→ PROBLEM TO SOLVE
Find every line in the records below that holds the word "notifications", and copy each one.
● ● ● ●
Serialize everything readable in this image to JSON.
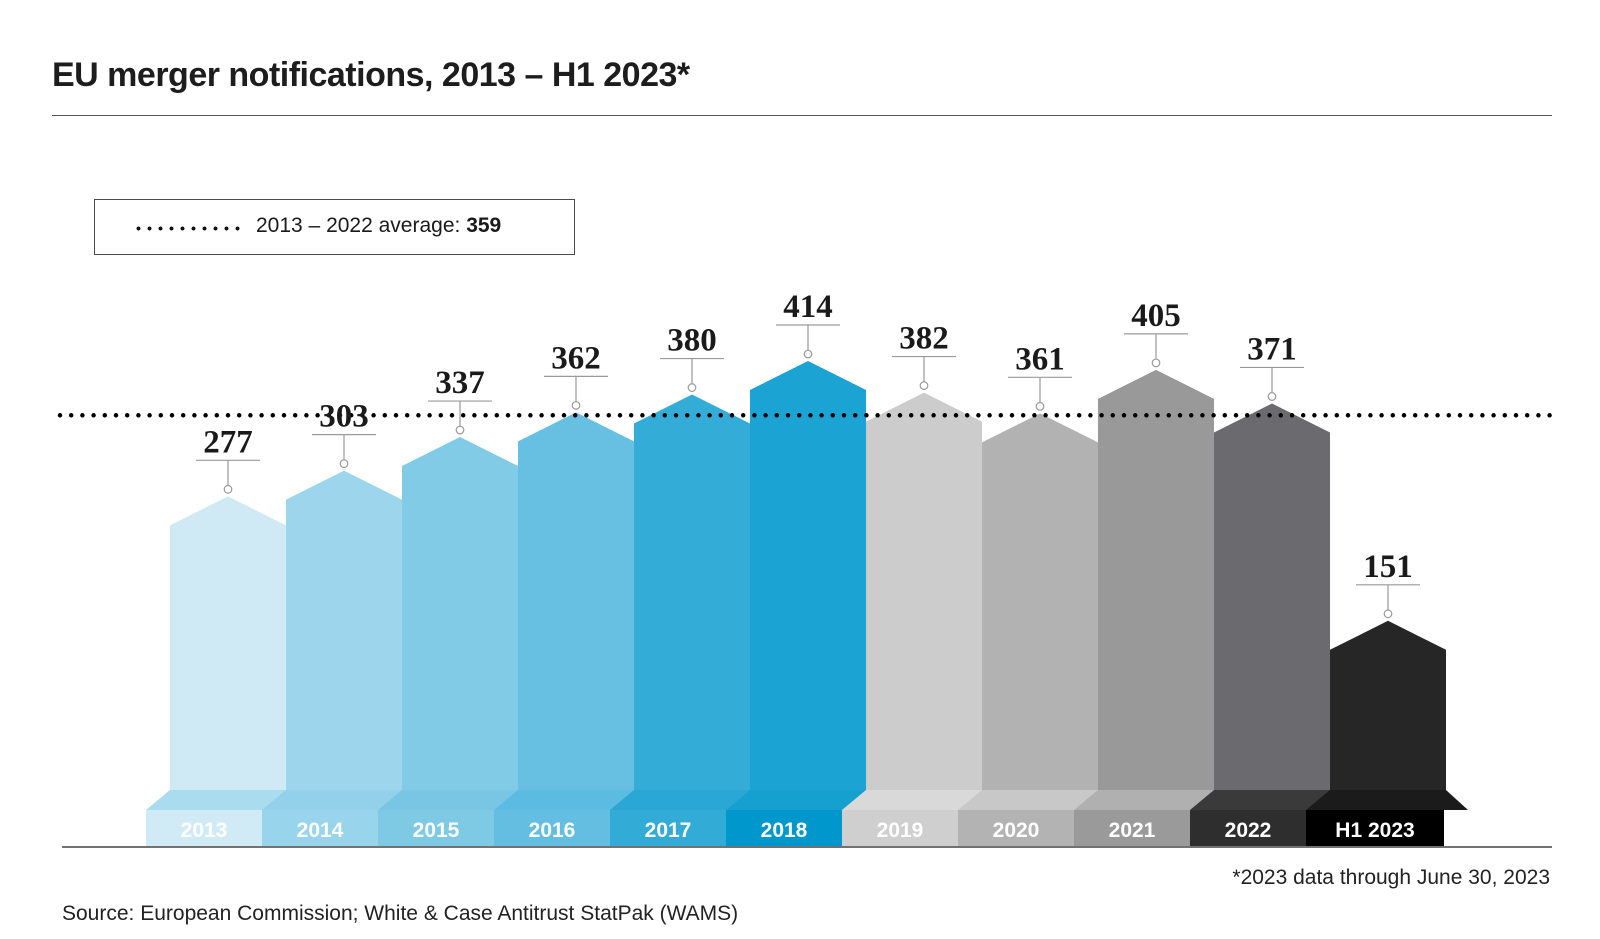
{
  "title": "EU merger notifications, 2013 – H1 2023*",
  "legend": {
    "label": "2013 – 2022 average: ",
    "value": "359",
    "line_style": "dotted"
  },
  "footnote": "*2023 data through June 30, 2023",
  "source": "Source: European Commission; White & Case Antitrust StatPak (WAMS)",
  "chart_data": {
    "type": "bar",
    "title": "EU merger notifications, 2013 – H1 2023*",
    "xlabel": "",
    "ylabel": "",
    "ylim": [
      0,
      420
    ],
    "grid": false,
    "categories": [
      "2013",
      "2014",
      "2015",
      "2016",
      "2017",
      "2018",
      "2019",
      "2020",
      "2021",
      "2022",
      "H1 2023"
    ],
    "values": [
      277,
      303,
      337,
      362,
      380,
      414,
      382,
      361,
      405,
      371,
      151
    ],
    "data_labels": [
      "277",
      "303",
      "337",
      "362",
      "380",
      "414",
      "382",
      "361",
      "405",
      "371",
      "151"
    ],
    "reference_line": {
      "label": "2013 – 2022 average",
      "value": 359,
      "style": "dotted",
      "color": "#000000"
    },
    "colors": {
      "bars": [
        "#cfeaf4",
        "#9dd6ec",
        "#82cbe6",
        "#67c0e2",
        "#34acd8",
        "#1ba3d3",
        "#cccccc",
        "#b2b2b2",
        "#999999",
        "#6b6a6f",
        "#262626"
      ],
      "shelf": [
        "#a8dcee",
        "#93d1ea",
        "#78c6e4",
        "#5cbbe0",
        "#2aa7d5",
        "#15a0d0",
        "#d9d9d9",
        "#c8c8c8",
        "#b0b0b0",
        "#3a3a3a",
        "#1b1b1b"
      ],
      "label_bg": [
        "#d0ebf5",
        "#98d4eb",
        "#7ecae5",
        "#63bee1",
        "#32abd7",
        "#0098cc",
        "#cfcfcf",
        "#b3b3b3",
        "#9a9a9a",
        "#2e2e2e",
        "#000000"
      ],
      "label_text": "#ffffff",
      "value_text": "#1a1a1a",
      "leader_line": "#9a9a9a"
    },
    "legend_position": "top-left"
  }
}
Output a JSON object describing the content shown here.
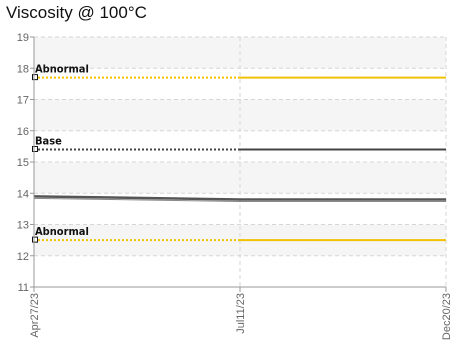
{
  "chart_data": {
    "type": "line",
    "title": "Viscosity @ 100°C",
    "xlabel": "",
    "ylabel": "",
    "ylim": [
      11,
      19
    ],
    "yticks": [
      11,
      12,
      13,
      14,
      15,
      16,
      17,
      18,
      19
    ],
    "ytick_labels": [
      "11",
      "12",
      "13",
      "14",
      "15",
      "16",
      "17",
      "18",
      "19"
    ],
    "x_categories": [
      "Apr27/23",
      "Jul11/23",
      "Dec20/23"
    ],
    "grid": true,
    "reference_lines": [
      {
        "name": "Abnormal",
        "value": 17.7,
        "color": "#f2c100",
        "style": "dotted-then-solid"
      },
      {
        "name": "Base",
        "value": 15.4,
        "color": "#444444",
        "style": "dotted-then-solid"
      },
      {
        "name": "Abnormal",
        "value": 12.5,
        "color": "#f2c100",
        "style": "dotted-then-solid"
      }
    ],
    "series": [
      {
        "values": [
          13.9,
          13.8,
          13.8
        ],
        "color": "#555555"
      }
    ]
  }
}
● ● ● ●
→ SOLUTION
  "title": "EU merger notifications, 2013 – H1 2023*",
    "title": "EU merger notifications, 2013 – H1 2023*",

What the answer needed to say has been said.